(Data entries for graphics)
###
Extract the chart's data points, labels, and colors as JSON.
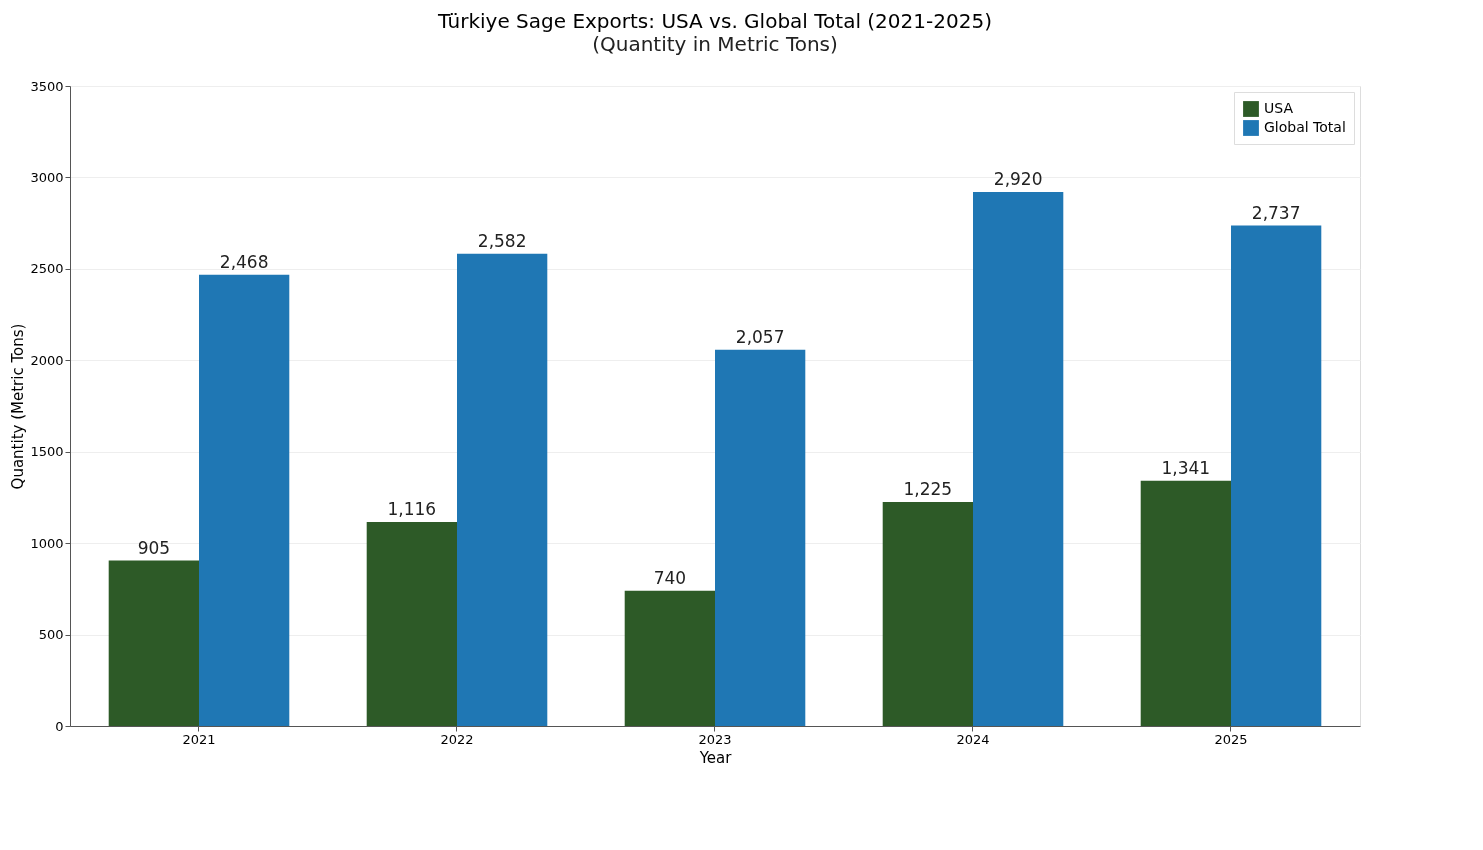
{
  "chart_data": {
    "type": "bar",
    "title": "Türkiye Sage Exports: USA vs. Global Total (2021-2025)",
    "subtitle": "(Quantity in Metric Tons)",
    "xlabel": "Year",
    "ylabel": "Quantity (Metric Tons)",
    "categories": [
      "2021",
      "2022",
      "2023",
      "2024",
      "2025"
    ],
    "series": [
      {
        "name": "USA",
        "color": "#2d5a27",
        "values": [
          905,
          1116,
          740,
          1225,
          1341
        ],
        "value_labels": [
          "905",
          "1,116",
          "740",
          "1,225",
          "1,341"
        ]
      },
      {
        "name": "Global Total",
        "color": "#1f77b4",
        "values": [
          2468,
          2582,
          2057,
          2920,
          2737
        ],
        "value_labels": [
          "2,468",
          "2,582",
          "2,057",
          "2,920",
          "2,737"
        ]
      }
    ],
    "ylim": [
      0,
      3500
    ],
    "yticks": [
      0,
      500,
      1000,
      1500,
      2000,
      2500,
      3000,
      3500
    ],
    "grid": "y",
    "legend": "top right"
  }
}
###
*GIVEN REQUEST*:
Every record above must be given again exactly; drop the pictures.

*ANSWER TO THIS PROBLEM*:
Extract the chart's data points, labels, and colors as JSON.
{
  "chart_data": {
    "type": "bar",
    "title": "Türkiye Sage Exports: USA vs. Global Total (2021-2025)",
    "subtitle": "(Quantity in Metric Tons)",
    "xlabel": "Year",
    "ylabel": "Quantity (Metric Tons)",
    "categories": [
      "2021",
      "2022",
      "2023",
      "2024",
      "2025"
    ],
    "series": [
      {
        "name": "USA",
        "color": "#2d5a27",
        "values": [
          905,
          1116,
          740,
          1225,
          1341
        ],
        "value_labels": [
          "905",
          "1,116",
          "740",
          "1,225",
          "1,341"
        ]
      },
      {
        "name": "Global Total",
        "color": "#1f77b4",
        "values": [
          2468,
          2582,
          2057,
          2920,
          2737
        ],
        "value_labels": [
          "2,468",
          "2,582",
          "2,057",
          "2,920",
          "2,737"
        ]
      }
    ],
    "ylim": [
      0,
      3500
    ],
    "yticks": [
      0,
      500,
      1000,
      1500,
      2000,
      2500,
      3000,
      3500
    ],
    "grid": "y",
    "legend": "top right"
  }
}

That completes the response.